• [Job]: Reply with the count of lines holding "Model", nothing more.

• [Stored data]:
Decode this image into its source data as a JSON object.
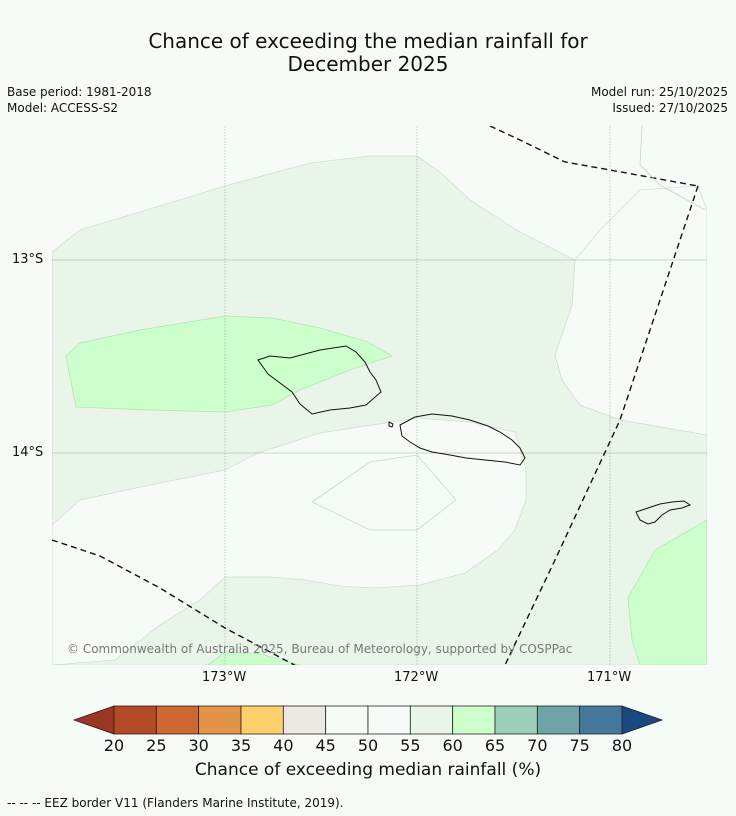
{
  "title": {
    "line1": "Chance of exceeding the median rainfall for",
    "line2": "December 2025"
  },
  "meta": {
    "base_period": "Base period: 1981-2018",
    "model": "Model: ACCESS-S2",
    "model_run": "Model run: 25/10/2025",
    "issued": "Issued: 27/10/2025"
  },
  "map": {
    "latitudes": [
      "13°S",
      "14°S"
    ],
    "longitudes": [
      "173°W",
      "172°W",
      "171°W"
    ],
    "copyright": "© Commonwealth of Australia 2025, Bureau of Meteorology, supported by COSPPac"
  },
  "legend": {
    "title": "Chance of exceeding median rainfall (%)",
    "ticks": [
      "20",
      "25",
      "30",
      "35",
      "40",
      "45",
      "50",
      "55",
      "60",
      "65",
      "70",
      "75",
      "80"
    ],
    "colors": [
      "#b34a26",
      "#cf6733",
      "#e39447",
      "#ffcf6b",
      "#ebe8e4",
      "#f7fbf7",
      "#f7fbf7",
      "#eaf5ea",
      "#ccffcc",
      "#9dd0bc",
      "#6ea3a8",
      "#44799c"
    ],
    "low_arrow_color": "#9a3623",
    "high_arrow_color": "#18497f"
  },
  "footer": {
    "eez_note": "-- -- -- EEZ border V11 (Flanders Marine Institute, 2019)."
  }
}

• [Answer below]: 2